==== Given data ====
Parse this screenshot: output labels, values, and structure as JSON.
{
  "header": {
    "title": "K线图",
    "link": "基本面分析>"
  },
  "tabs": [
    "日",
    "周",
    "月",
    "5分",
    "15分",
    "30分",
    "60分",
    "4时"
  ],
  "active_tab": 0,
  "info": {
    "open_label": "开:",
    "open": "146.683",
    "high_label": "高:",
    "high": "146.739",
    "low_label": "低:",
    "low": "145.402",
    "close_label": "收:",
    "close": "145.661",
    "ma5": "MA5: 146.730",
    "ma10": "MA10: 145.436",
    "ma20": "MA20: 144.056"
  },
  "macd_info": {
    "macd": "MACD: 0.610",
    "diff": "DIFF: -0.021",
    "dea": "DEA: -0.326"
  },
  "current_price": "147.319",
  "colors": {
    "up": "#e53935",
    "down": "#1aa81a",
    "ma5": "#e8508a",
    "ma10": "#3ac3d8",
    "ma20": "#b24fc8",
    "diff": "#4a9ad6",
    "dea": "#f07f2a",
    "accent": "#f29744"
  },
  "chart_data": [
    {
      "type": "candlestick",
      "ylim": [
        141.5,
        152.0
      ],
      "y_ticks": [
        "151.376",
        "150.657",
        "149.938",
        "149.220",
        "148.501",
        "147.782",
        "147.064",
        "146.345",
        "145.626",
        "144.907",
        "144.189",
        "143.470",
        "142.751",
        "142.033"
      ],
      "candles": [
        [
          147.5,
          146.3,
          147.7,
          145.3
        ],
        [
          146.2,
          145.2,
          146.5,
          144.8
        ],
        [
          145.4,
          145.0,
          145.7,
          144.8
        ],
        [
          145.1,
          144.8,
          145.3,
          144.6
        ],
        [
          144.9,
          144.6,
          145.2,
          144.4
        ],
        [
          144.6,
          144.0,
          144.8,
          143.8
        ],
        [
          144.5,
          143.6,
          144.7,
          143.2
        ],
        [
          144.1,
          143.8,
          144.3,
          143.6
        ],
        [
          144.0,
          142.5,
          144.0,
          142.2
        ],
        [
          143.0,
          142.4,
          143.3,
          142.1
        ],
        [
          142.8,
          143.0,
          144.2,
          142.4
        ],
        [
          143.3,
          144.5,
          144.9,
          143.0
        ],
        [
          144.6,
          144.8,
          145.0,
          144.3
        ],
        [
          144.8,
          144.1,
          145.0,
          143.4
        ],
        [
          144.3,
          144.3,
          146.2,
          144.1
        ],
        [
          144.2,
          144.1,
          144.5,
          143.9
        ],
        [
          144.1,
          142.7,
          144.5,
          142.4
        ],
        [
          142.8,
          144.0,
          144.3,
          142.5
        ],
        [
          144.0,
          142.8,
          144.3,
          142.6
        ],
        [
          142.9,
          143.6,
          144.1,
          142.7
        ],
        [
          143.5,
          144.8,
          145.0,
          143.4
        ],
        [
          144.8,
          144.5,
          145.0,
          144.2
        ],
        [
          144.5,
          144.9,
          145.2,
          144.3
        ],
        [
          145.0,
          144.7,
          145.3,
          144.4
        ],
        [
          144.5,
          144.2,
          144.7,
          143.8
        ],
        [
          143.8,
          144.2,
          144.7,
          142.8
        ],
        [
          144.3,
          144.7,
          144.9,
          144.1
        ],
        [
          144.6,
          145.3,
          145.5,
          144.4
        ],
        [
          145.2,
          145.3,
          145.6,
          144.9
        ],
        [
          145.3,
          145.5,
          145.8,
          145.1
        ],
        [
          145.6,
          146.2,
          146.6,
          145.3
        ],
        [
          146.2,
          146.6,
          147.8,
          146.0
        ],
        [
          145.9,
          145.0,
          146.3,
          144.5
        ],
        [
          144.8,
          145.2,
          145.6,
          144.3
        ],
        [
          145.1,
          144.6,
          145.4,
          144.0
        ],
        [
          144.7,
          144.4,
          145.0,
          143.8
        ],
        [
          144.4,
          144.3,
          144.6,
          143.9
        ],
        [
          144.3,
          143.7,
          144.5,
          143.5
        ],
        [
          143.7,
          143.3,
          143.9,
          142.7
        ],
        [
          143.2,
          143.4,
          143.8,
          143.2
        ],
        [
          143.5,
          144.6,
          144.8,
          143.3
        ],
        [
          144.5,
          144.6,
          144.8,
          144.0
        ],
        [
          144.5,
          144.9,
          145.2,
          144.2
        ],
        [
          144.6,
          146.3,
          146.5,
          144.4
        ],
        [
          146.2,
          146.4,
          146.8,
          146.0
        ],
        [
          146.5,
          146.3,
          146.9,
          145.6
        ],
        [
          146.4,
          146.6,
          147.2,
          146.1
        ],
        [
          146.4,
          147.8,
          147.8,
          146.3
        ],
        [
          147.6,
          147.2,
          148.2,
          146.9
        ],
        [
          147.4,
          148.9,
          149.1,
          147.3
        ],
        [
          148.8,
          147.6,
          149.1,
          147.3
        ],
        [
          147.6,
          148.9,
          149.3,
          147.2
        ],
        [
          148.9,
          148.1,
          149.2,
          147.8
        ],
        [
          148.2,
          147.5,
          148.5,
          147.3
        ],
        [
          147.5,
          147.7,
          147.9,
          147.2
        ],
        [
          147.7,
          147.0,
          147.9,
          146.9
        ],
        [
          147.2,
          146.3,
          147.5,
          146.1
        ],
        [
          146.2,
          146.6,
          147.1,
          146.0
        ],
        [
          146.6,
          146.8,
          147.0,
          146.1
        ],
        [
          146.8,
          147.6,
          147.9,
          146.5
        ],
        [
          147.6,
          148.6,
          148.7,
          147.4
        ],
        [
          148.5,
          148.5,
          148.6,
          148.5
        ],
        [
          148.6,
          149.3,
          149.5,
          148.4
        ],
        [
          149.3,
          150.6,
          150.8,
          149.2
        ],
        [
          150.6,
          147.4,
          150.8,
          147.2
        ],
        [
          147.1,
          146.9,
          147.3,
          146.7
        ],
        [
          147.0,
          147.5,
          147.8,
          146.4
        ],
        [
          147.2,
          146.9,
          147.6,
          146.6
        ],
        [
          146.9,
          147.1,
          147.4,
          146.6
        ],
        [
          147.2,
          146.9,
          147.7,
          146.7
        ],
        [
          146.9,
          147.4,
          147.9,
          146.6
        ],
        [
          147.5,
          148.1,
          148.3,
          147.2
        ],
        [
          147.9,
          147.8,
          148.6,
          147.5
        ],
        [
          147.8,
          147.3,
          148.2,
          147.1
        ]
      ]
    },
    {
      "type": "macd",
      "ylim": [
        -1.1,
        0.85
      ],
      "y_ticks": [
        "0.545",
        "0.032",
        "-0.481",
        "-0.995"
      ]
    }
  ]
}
====
==== Given data ====
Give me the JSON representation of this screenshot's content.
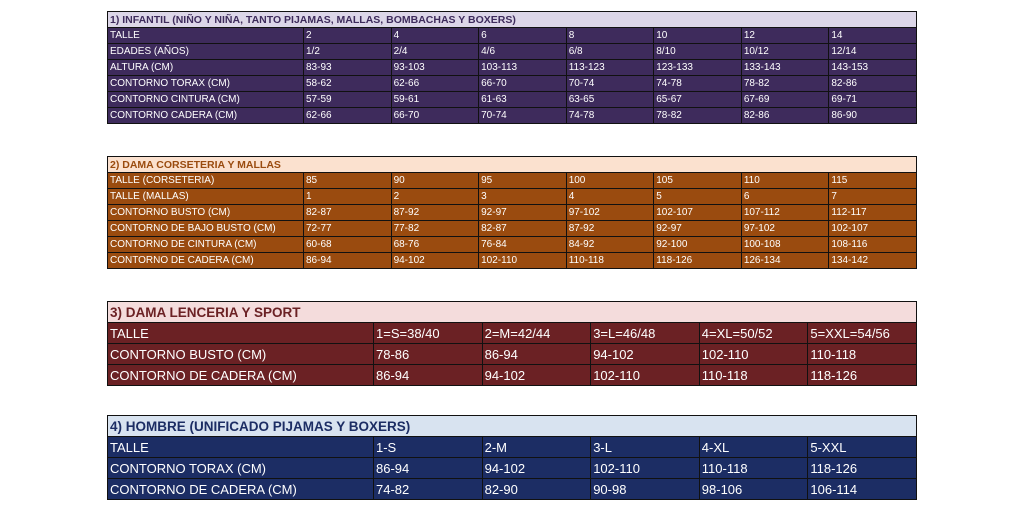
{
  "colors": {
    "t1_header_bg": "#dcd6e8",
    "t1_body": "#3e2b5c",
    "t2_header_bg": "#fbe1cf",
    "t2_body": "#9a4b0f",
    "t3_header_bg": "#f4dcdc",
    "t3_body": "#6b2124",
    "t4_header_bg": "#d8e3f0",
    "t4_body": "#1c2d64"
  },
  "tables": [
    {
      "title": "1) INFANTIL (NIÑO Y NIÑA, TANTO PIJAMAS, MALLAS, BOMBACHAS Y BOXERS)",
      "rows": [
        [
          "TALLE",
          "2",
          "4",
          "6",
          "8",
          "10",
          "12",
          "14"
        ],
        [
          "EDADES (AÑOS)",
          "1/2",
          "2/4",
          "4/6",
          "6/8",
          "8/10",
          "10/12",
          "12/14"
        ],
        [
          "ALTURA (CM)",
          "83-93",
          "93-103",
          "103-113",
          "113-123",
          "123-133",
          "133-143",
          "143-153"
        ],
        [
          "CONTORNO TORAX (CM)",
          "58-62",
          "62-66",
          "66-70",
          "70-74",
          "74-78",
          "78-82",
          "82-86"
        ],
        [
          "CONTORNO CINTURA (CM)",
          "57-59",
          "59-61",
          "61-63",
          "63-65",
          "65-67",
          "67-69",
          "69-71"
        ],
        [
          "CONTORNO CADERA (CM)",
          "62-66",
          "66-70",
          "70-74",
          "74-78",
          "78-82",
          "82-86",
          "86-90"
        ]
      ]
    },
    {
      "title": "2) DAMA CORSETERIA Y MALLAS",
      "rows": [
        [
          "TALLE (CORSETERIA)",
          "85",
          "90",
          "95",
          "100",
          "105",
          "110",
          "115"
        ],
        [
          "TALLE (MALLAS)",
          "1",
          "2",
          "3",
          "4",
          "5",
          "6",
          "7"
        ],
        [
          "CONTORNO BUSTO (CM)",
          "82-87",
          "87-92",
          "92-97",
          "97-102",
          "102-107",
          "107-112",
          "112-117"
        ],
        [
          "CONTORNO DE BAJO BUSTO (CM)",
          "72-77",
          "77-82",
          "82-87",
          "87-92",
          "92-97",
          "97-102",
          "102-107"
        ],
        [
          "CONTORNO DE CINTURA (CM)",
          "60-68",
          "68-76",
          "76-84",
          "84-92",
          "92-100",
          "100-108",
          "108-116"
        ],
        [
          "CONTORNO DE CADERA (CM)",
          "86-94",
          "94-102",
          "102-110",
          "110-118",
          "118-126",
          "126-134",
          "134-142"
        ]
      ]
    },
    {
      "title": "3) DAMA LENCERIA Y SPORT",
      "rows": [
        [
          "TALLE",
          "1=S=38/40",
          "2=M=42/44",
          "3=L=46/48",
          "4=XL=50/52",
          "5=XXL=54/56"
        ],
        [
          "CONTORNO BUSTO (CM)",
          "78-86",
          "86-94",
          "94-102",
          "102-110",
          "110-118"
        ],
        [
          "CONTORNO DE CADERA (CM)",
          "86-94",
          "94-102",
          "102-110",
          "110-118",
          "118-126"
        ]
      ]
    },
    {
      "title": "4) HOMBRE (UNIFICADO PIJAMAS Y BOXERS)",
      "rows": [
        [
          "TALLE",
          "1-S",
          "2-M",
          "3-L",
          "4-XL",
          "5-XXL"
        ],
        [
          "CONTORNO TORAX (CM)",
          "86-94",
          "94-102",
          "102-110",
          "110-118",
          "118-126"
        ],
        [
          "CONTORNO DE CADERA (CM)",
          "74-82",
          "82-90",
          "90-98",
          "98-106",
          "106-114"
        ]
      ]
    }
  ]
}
====
> [What you need to do]: Where a line in the material contains "MALLAS", copy that line.

> [Answer below]:
      "title": "1) INFANTIL (NIÑO Y NIÑA, TANTO PIJAMAS, MALLAS, BOMBACHAS Y BOXERS)",
      "title": "2) DAMA CORSETERIA Y MALLAS",
          "TALLE (MALLAS)",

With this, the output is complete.